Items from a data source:

#####

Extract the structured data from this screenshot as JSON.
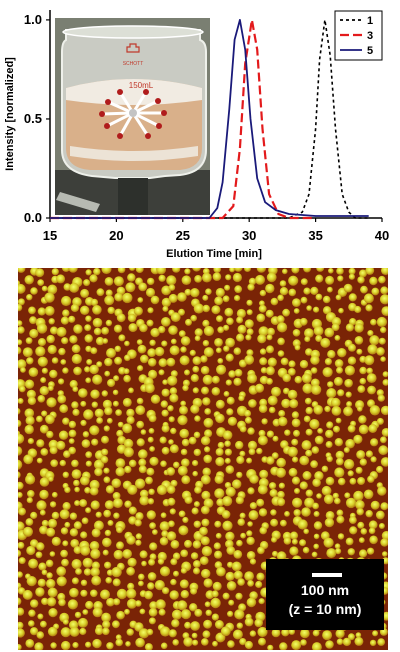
{
  "chart_data": {
    "type": "line",
    "title": "",
    "xlabel": "Elution Time [min]",
    "ylabel": "Intensity [normalized]",
    "xlim": [
      15,
      40
    ],
    "ylim": [
      0,
      1.05
    ],
    "xticks": [
      15,
      20,
      25,
      30,
      35,
      40
    ],
    "yticks": [
      0.0,
      0.5,
      1.0
    ],
    "xtick_labels": [
      "15",
      "20",
      "25",
      "30",
      "35",
      "40"
    ],
    "ytick_labels": [
      "0.0",
      "0.5",
      "1.0"
    ],
    "grid": false,
    "legend_position": "top-right",
    "series": [
      {
        "name": "1",
        "color": "#000000",
        "style": "dotted",
        "peak_x": 35.7,
        "peak_y": 1.0,
        "x": [
          15,
          33,
          34,
          34.5,
          35,
          35.3,
          35.7,
          36.1,
          36.5,
          37,
          37.5,
          38,
          39
        ],
        "y": [
          0,
          0.0,
          0.03,
          0.12,
          0.45,
          0.8,
          1.0,
          0.82,
          0.45,
          0.12,
          0.03,
          0.0,
          0.0
        ]
      },
      {
        "name": "3",
        "color": "#e31a1c",
        "style": "dashed",
        "peak_x": 30.2,
        "peak_y": 1.0,
        "x": [
          15,
          28,
          28.8,
          29.3,
          29.7,
          30.2,
          30.6,
          31.0,
          31.5,
          32.2,
          33,
          35
        ],
        "y": [
          0,
          0.0,
          0.06,
          0.35,
          0.78,
          1.0,
          0.85,
          0.45,
          0.12,
          0.02,
          0.0,
          0.0
        ]
      },
      {
        "name": "5",
        "color": "#1a1a7a",
        "style": "solid",
        "peak_x": 29.3,
        "peak_y": 1.0,
        "x": [
          15,
          27,
          27.6,
          28,
          28.5,
          28.9,
          29.3,
          29.7,
          30.1,
          30.6,
          31.2,
          32,
          33,
          35,
          39
        ],
        "y": [
          0,
          0.0,
          0.05,
          0.18,
          0.55,
          0.9,
          1.0,
          0.85,
          0.5,
          0.2,
          0.08,
          0.04,
          0.02,
          0.01,
          0.01
        ]
      }
    ]
  },
  "inset_photo": {
    "flask_marking": "150mL",
    "brand_marking": "SCHOTT"
  },
  "afm_image": {
    "scalebar_label": "100 nm",
    "z_range_label": "(z = 10 nm)"
  }
}
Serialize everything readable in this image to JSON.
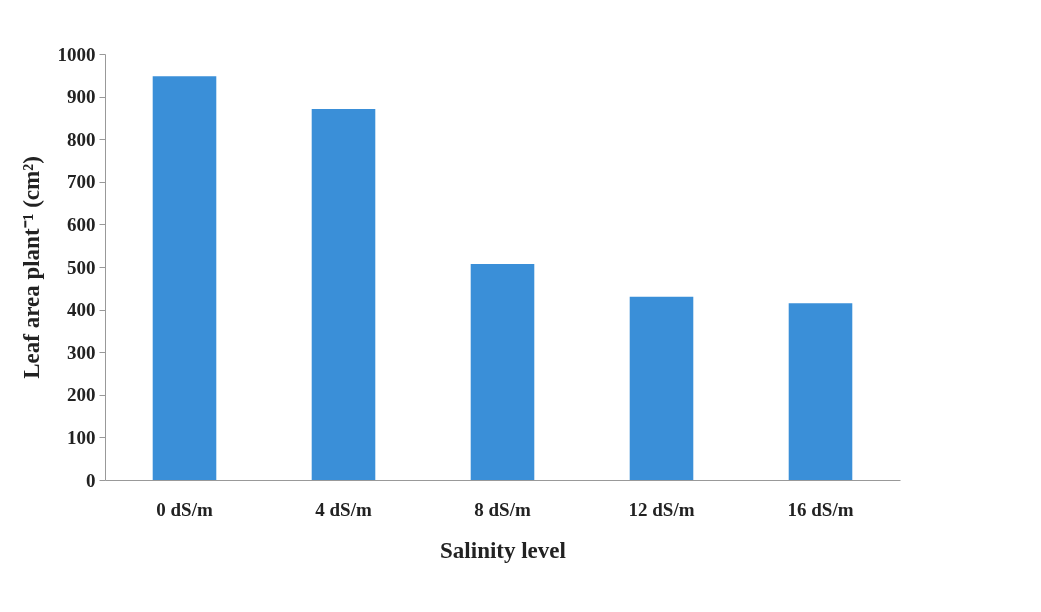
{
  "chart_data": {
    "type": "bar",
    "xlabel": "Salinity level",
    "ylabel": "Leaf area plant⁻¹ (cm²)",
    "categories": [
      "0 dS/m",
      "4 dS/m",
      "8 dS/m",
      "12 dS/m",
      "16 dS/m"
    ],
    "values": [
      948,
      871,
      507,
      430,
      415
    ],
    "color": "#3a8fd8",
    "ylim": [
      0,
      1000
    ],
    "yticks": [
      0,
      100,
      200,
      300,
      400,
      500,
      600,
      700,
      800,
      900,
      1000
    ],
    "grid": false
  }
}
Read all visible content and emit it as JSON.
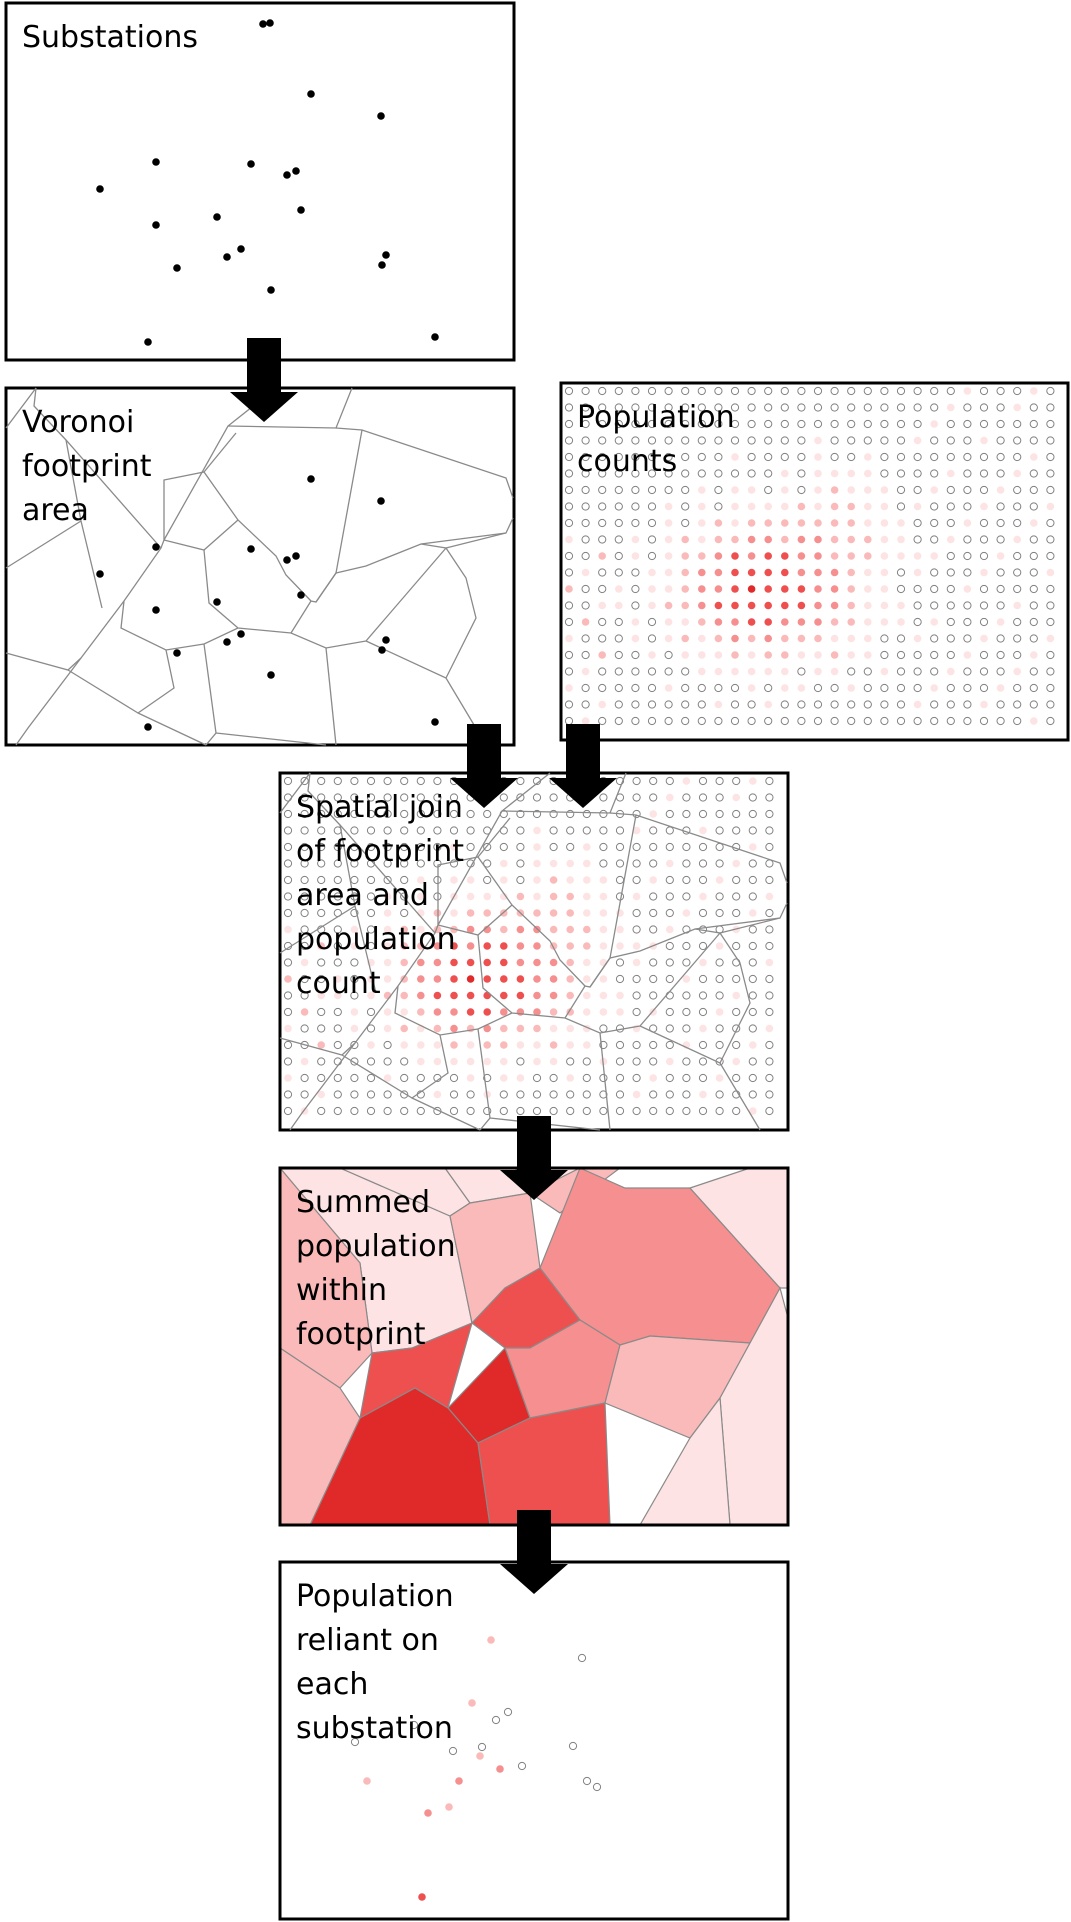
{
  "panels": [
    {
      "id": "substations",
      "label_lines": [
        "Substations"
      ]
    },
    {
      "id": "voronoi",
      "label_lines": [
        "Voronoi",
        "footprint",
        "area"
      ]
    },
    {
      "id": "population",
      "label_lines": [
        "Population",
        "counts"
      ]
    },
    {
      "id": "spatial_join",
      "label_lines": [
        "Spatial join",
        "of footprint",
        "area and",
        "population",
        "count"
      ]
    },
    {
      "id": "summed",
      "label_lines": [
        "Summed",
        "population",
        "within",
        "footprint"
      ]
    },
    {
      "id": "reliant",
      "label_lines": [
        "Population",
        "reliant on",
        "each",
        "substation"
      ]
    }
  ],
  "colors": {
    "border": "#000000",
    "arrow": "#000000",
    "substation_dot": "#000000",
    "voronoi_edge": "#8a8a8a",
    "empty_cell": "#808080",
    "population_scale": [
      "#fde3e3",
      "#fbbaba",
      "#f68f8f",
      "#ee5050",
      "#e02a2a"
    ]
  },
  "icons": {
    "flow_arrow": "down-arrow-icon"
  }
}
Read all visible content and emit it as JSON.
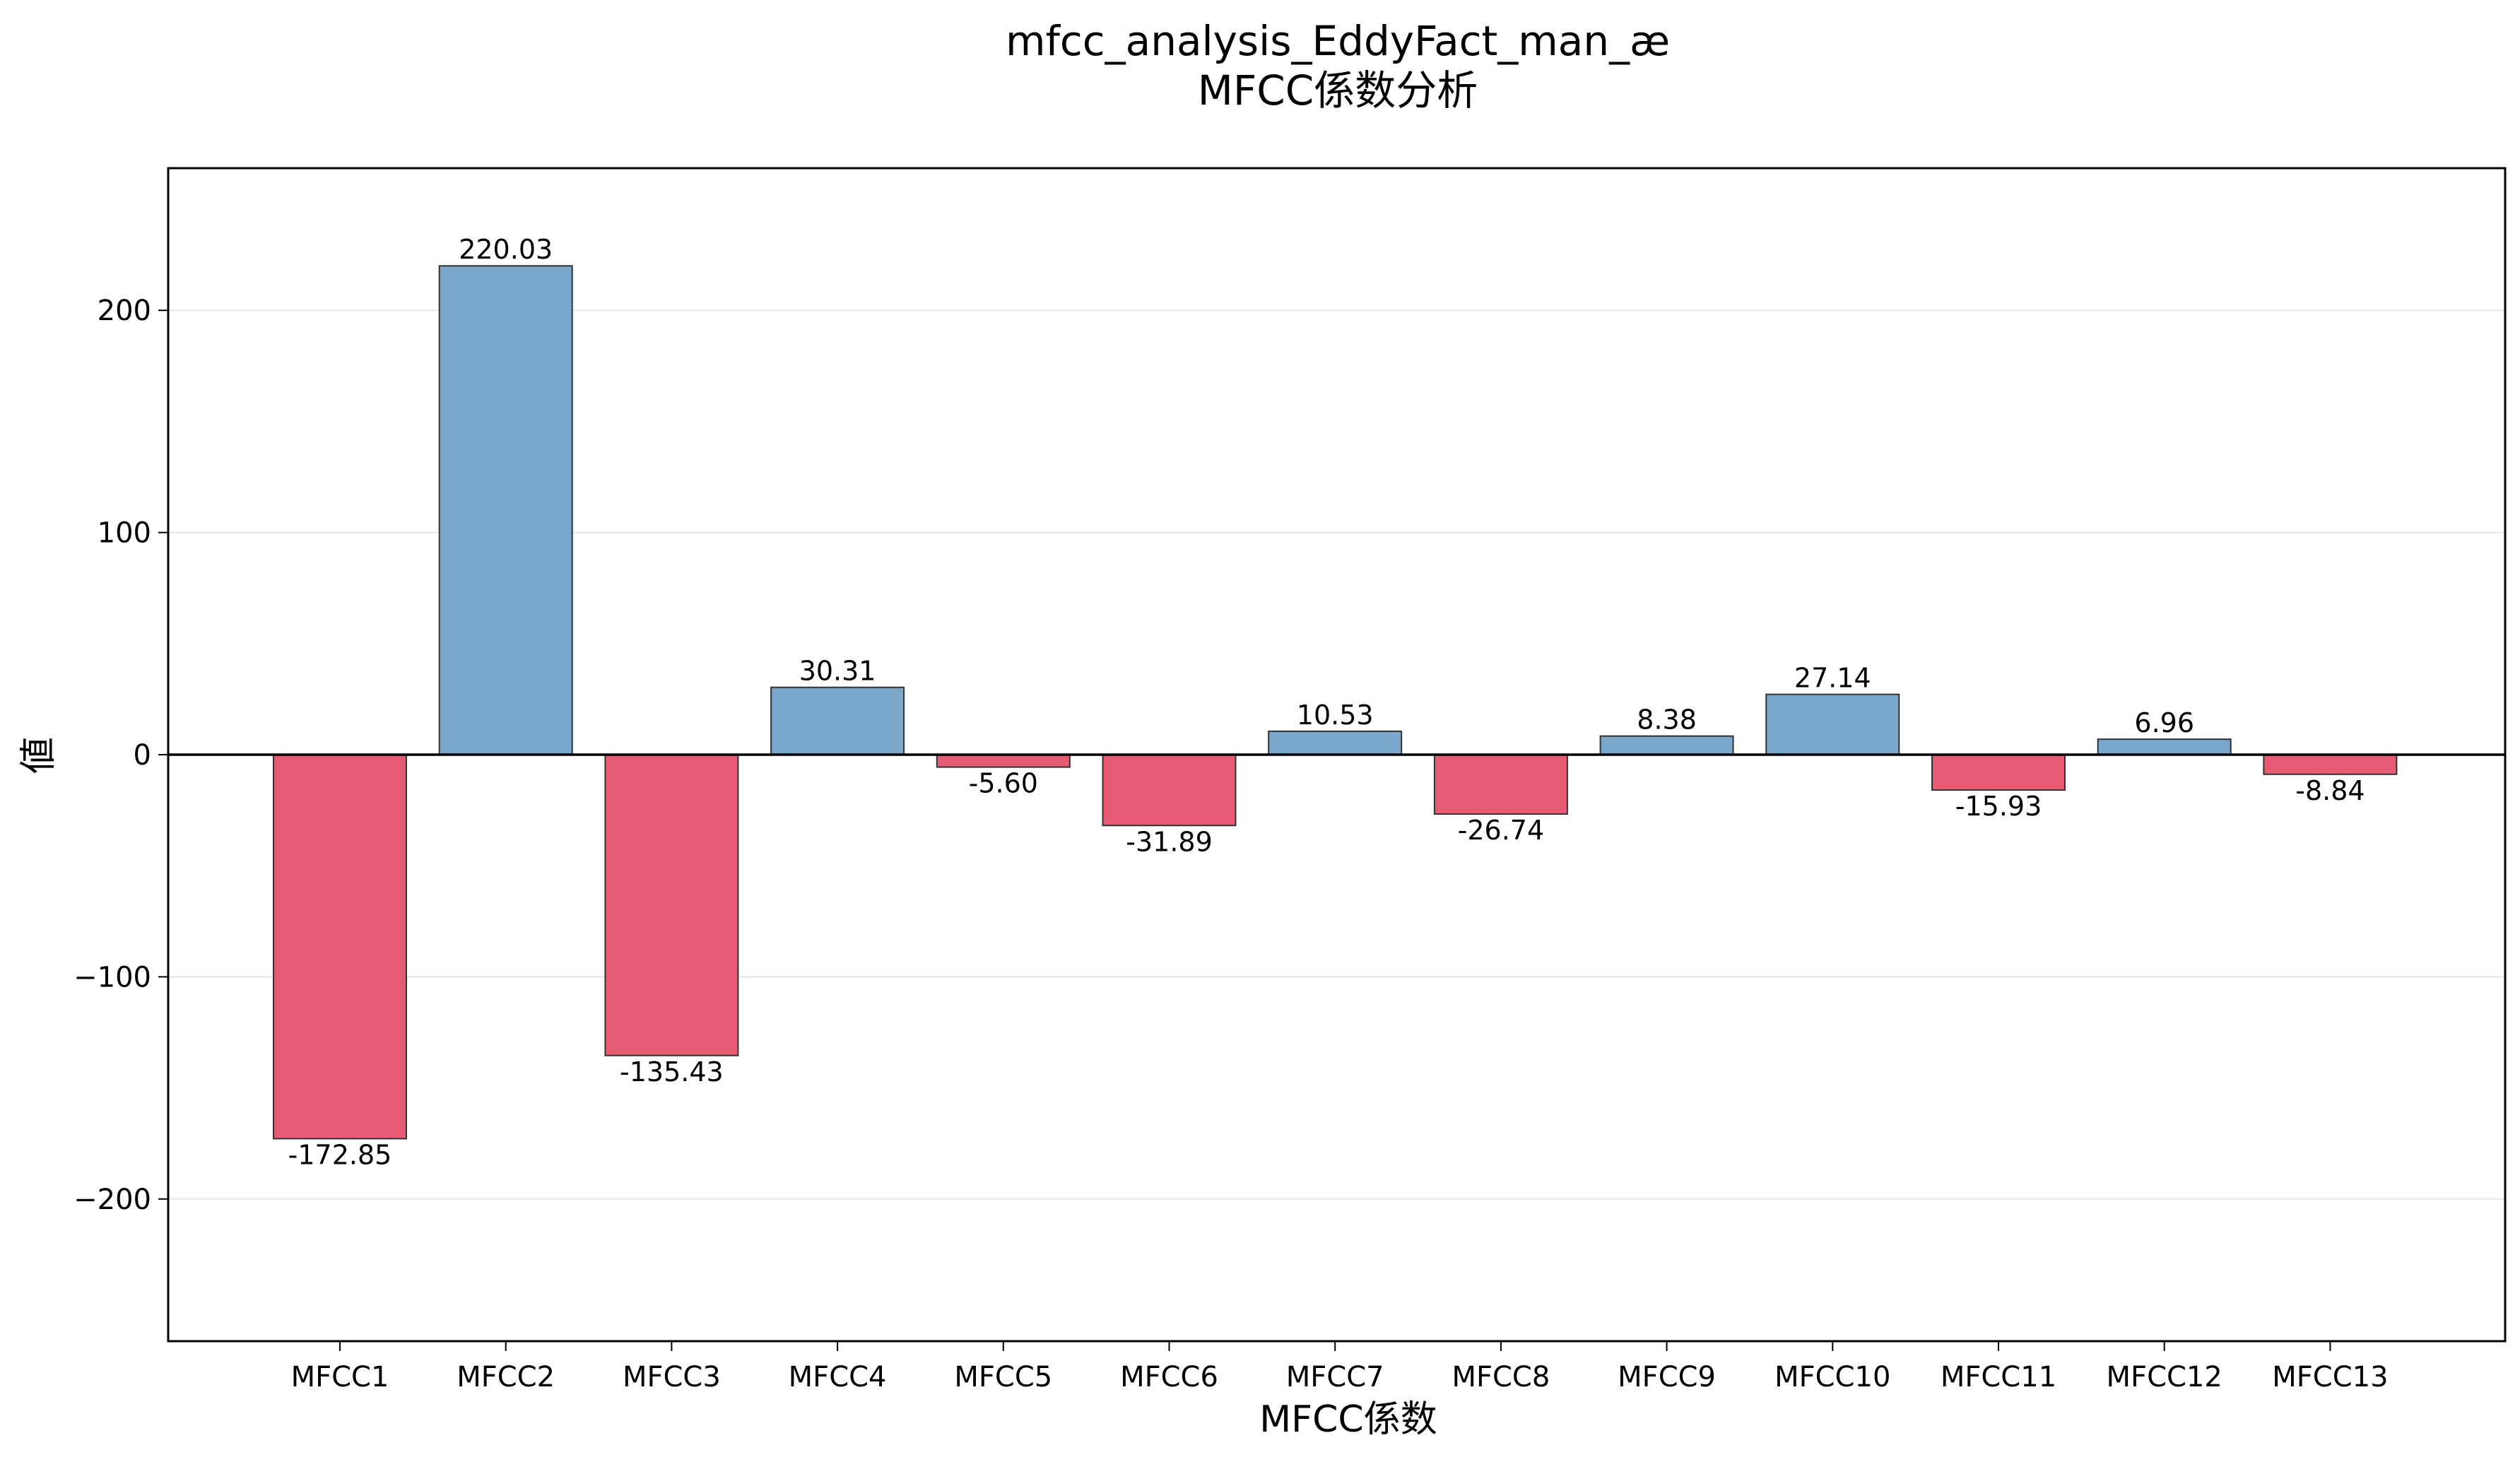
{
  "chart_data": {
    "type": "bar",
    "title_line1": "mfcc_analysis_EddyFact_man_æ",
    "title_line2": "MFCC係数分析",
    "xlabel": "MFCC係数",
    "ylabel": "値",
    "categories": [
      "MFCC1",
      "MFCC2",
      "MFCC3",
      "MFCC4",
      "MFCC5",
      "MFCC6",
      "MFCC7",
      "MFCC8",
      "MFCC9",
      "MFCC10",
      "MFCC11",
      "MFCC12",
      "MFCC13"
    ],
    "values": [
      -172.85,
      220.03,
      -135.43,
      30.31,
      -5.6,
      -31.89,
      10.53,
      -26.74,
      8.38,
      27.14,
      -15.93,
      6.96,
      -8.84
    ],
    "value_labels": [
      "-172.85",
      "220.03",
      "-135.43",
      "30.31",
      "-5.60",
      "-31.89",
      "10.53",
      "-26.74",
      "8.38",
      "27.14",
      "-15.93",
      "6.96",
      "-8.84"
    ],
    "ylim": [
      -264,
      264
    ],
    "yticks": [
      200,
      100,
      0,
      -100,
      -200
    ],
    "ytick_labels": [
      "200",
      "100",
      "0",
      "−100",
      "−200"
    ],
    "grid": "horizontal",
    "colors": {
      "positive": "#7ba7cb",
      "negative": "#e75a73",
      "edge": "#333333",
      "zero_line": "#000000",
      "grid": "#e6e6e6"
    }
  }
}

#####

**Task description:** Lines that hold "area" are the ones to copy; find all of them.

**Answer for the task:**
    "ylabel": "Leaf area plant⁻¹ (cm²)",
        "area"
        "area and",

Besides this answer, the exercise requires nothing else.